WHAT TO PRODUCE >> Pick out all lines of the entries that include the word "Site" and copy them.

MATERIAL PROVIDED >>
-- START --

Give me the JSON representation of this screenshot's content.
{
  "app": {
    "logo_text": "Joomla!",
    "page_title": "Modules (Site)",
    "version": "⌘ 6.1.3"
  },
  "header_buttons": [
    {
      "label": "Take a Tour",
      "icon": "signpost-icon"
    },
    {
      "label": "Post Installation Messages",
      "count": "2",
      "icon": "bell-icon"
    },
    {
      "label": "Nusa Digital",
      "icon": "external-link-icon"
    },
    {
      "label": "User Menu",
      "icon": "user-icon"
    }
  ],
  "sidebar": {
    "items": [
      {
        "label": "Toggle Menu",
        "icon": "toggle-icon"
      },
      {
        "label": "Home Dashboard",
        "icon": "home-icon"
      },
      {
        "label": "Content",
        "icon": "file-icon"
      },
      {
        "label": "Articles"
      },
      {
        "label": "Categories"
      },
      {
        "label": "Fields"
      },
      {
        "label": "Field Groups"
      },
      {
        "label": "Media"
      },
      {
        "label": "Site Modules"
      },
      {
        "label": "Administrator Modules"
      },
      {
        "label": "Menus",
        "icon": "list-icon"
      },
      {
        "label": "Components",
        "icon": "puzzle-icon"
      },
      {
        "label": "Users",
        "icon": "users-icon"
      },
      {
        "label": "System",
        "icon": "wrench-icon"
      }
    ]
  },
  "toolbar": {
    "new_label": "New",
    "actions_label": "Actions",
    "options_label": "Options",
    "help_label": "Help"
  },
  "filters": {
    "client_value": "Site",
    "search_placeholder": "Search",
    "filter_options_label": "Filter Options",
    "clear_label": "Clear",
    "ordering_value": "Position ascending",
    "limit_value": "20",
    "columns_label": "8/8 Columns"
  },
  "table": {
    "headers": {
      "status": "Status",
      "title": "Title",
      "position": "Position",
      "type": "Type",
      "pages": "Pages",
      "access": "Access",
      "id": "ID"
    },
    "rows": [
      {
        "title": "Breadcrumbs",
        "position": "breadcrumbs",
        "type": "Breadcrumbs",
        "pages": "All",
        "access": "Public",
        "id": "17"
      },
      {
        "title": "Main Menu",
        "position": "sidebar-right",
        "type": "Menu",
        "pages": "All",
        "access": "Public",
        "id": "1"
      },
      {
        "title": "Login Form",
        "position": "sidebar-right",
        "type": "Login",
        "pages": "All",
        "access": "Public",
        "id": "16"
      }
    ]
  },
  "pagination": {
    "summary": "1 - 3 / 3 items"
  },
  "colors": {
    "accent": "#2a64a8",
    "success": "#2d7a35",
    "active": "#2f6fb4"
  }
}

-- END --

WRITTEN ANSWER >>
    "page_title": "Modules (Site)",
        "label": "Site Modules"
    "client_value": "Site",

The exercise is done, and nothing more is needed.